◆ TASK STATEMENT
Copy out every record precisely.

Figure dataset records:
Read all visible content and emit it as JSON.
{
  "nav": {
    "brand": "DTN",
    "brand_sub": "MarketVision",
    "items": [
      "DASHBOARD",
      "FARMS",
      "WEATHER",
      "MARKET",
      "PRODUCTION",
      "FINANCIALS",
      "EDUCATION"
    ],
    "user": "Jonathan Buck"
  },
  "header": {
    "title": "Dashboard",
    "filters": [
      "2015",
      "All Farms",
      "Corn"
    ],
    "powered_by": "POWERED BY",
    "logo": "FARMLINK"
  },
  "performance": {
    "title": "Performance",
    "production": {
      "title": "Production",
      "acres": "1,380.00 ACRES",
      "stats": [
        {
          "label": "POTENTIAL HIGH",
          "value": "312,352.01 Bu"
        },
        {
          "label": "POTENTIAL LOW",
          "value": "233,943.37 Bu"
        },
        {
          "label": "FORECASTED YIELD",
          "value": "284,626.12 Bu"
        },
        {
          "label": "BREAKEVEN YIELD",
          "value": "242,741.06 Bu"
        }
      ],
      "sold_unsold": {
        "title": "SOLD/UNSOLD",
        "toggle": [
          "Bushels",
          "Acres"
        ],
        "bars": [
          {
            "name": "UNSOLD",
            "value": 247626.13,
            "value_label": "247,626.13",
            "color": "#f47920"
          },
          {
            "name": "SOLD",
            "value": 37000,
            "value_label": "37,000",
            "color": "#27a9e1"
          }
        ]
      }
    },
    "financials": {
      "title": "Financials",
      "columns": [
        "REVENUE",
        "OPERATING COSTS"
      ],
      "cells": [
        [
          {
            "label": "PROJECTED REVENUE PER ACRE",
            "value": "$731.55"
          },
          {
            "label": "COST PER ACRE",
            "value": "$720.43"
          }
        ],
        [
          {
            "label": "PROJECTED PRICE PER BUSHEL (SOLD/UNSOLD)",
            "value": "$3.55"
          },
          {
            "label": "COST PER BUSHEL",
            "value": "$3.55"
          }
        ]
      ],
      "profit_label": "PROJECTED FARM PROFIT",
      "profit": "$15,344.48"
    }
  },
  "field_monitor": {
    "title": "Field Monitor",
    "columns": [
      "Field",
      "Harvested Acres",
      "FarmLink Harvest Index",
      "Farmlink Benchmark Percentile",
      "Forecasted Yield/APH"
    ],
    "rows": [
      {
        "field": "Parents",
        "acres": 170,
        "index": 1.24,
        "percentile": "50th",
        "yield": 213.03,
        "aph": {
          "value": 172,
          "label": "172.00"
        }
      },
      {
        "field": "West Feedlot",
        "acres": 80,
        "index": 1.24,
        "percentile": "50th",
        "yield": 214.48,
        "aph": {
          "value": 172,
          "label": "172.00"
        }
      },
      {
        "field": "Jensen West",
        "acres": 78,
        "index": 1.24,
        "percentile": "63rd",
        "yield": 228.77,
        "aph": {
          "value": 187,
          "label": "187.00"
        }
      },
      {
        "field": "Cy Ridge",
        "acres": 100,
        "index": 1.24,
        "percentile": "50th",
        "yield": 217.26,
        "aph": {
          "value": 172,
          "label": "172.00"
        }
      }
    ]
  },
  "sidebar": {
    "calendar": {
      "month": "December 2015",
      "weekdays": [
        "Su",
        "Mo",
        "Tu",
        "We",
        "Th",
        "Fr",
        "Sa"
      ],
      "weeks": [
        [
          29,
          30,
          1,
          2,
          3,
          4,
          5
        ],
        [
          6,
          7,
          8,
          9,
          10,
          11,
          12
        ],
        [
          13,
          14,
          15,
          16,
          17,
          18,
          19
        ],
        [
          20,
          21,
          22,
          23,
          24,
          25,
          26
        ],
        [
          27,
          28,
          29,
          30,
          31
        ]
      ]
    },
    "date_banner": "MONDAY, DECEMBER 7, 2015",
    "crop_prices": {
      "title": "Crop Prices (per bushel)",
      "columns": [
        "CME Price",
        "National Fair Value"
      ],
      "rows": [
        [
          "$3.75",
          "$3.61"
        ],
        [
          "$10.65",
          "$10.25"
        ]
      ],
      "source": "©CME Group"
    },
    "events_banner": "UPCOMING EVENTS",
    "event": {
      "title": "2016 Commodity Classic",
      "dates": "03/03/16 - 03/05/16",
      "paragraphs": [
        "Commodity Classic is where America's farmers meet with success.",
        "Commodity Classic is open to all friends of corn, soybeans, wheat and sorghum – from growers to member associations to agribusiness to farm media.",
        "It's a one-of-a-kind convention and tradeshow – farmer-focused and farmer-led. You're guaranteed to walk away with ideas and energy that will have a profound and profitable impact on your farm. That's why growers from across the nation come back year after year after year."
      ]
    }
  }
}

◆ FINISHED EXERCISE
Read all visible content and emit it as JSON.
{
  "nav": {
    "brand": "DTN",
    "brand_sub": "MarketVision",
    "items": [
      "DASHBOARD",
      "FARMS",
      "WEATHER",
      "MARKET",
      "PRODUCTION",
      "FINANCIALS",
      "EDUCATION"
    ],
    "user": "Jonathan Buck"
  },
  "header": {
    "title": "Dashboard",
    "filters": [
      "2015",
      "All Farms",
      "Corn"
    ],
    "powered_by": "POWERED BY",
    "logo": "FARMLINK"
  },
  "performance": {
    "title": "Performance",
    "production": {
      "title": "Production",
      "acres": "1,380.00 ACRES",
      "stats": [
        {
          "label": "POTENTIAL HIGH",
          "value": "312,352.01 Bu"
        },
        {
          "label": "POTENTIAL LOW",
          "value": "233,943.37 Bu"
        },
        {
          "label": "FORECASTED YIELD",
          "value": "284,626.12 Bu"
        },
        {
          "label": "BREAKEVEN YIELD",
          "value": "242,741.06 Bu"
        }
      ],
      "sold_unsold": {
        "title": "SOLD/UNSOLD",
        "toggle": [
          "Bushels",
          "Acres"
        ],
        "bars": [
          {
            "name": "UNSOLD",
            "value": 247626.13,
            "value_label": "247,626.13",
            "color": "#f47920"
          },
          {
            "name": "SOLD",
            "value": 37000,
            "value_label": "37,000",
            "color": "#27a9e1"
          }
        ]
      }
    },
    "financials": {
      "title": "Financials",
      "columns": [
        "REVENUE",
        "OPERATING COSTS"
      ],
      "cells": [
        [
          {
            "label": "PROJECTED REVENUE PER ACRE",
            "value": "$731.55"
          },
          {
            "label": "COST PER ACRE",
            "value": "$720.43"
          }
        ],
        [
          {
            "label": "PROJECTED PRICE PER BUSHEL (SOLD/UNSOLD)",
            "value": "$3.55"
          },
          {
            "label": "COST PER BUSHEL",
            "value": "$3.55"
          }
        ]
      ],
      "profit_label": "PROJECTED FARM PROFIT",
      "profit": "$15,344.48"
    }
  },
  "field_monitor": {
    "title": "Field Monitor",
    "columns": [
      "Field",
      "Harvested Acres",
      "FarmLink Harvest Index",
      "Farmlink Benchmark Percentile",
      "Forecasted Yield/APH"
    ],
    "rows": [
      {
        "field": "Parents",
        "acres": 170,
        "index": 1.24,
        "percentile": "50th",
        "yield": 213.03,
        "aph": {
          "value": 172,
          "label": "172.00"
        }
      },
      {
        "field": "West Feedlot",
        "acres": 80,
        "index": 1.24,
        "percentile": "50th",
        "yield": 214.48,
        "aph": {
          "value": 172,
          "label": "172.00"
        }
      },
      {
        "field": "Jensen West",
        "acres": 78,
        "index": 1.24,
        "percentile": "63rd",
        "yield": 228.77,
        "aph": {
          "value": 187,
          "label": "187.00"
        }
      },
      {
        "field": "Cy Ridge",
        "acres": 100,
        "index": 1.24,
        "percentile": "50th",
        "yield": 217.26,
        "aph": {
          "value": 172,
          "label": "172.00"
        }
      }
    ]
  },
  "sidebar": {
    "calendar": {
      "month": "December 2015",
      "weekdays": [
        "Su",
        "Mo",
        "Tu",
        "We",
        "Th",
        "Fr",
        "Sa"
      ],
      "weeks": [
        [
          29,
          30,
          1,
          2,
          3,
          4,
          5
        ],
        [
          6,
          7,
          8,
          9,
          10,
          11,
          12
        ],
        [
          13,
          14,
          15,
          16,
          17,
          18,
          19
        ],
        [
          20,
          21,
          22,
          23,
          24,
          25,
          26
        ],
        [
          27,
          28,
          29,
          30,
          31
        ]
      ]
    },
    "date_banner": "MONDAY, DECEMBER 7, 2015",
    "crop_prices": {
      "title": "Crop Prices (per bushel)",
      "columns": [
        "CME Price",
        "National Fair Value"
      ],
      "rows": [
        [
          "$3.75",
          "$3.61"
        ],
        [
          "$10.65",
          "$10.25"
        ]
      ],
      "source": "©CME Group"
    },
    "events_banner": "UPCOMING EVENTS",
    "event": {
      "title": "2016 Commodity Classic",
      "dates": "03/03/16 - 03/05/16",
      "paragraphs": [
        "Commodity Classic is where America's farmers meet with success.",
        "Commodity Classic is open to all friends of corn, soybeans, wheat and sorghum – from growers to member associations to agribusiness to farm media.",
        "It's a one-of-a-kind convention and tradeshow – farmer-focused and farmer-led. You're guaranteed to walk away with ideas and energy that will have a profound and profitable impact on your farm. That's why growers from across the nation come back year after year after year."
      ]
    }
  }
}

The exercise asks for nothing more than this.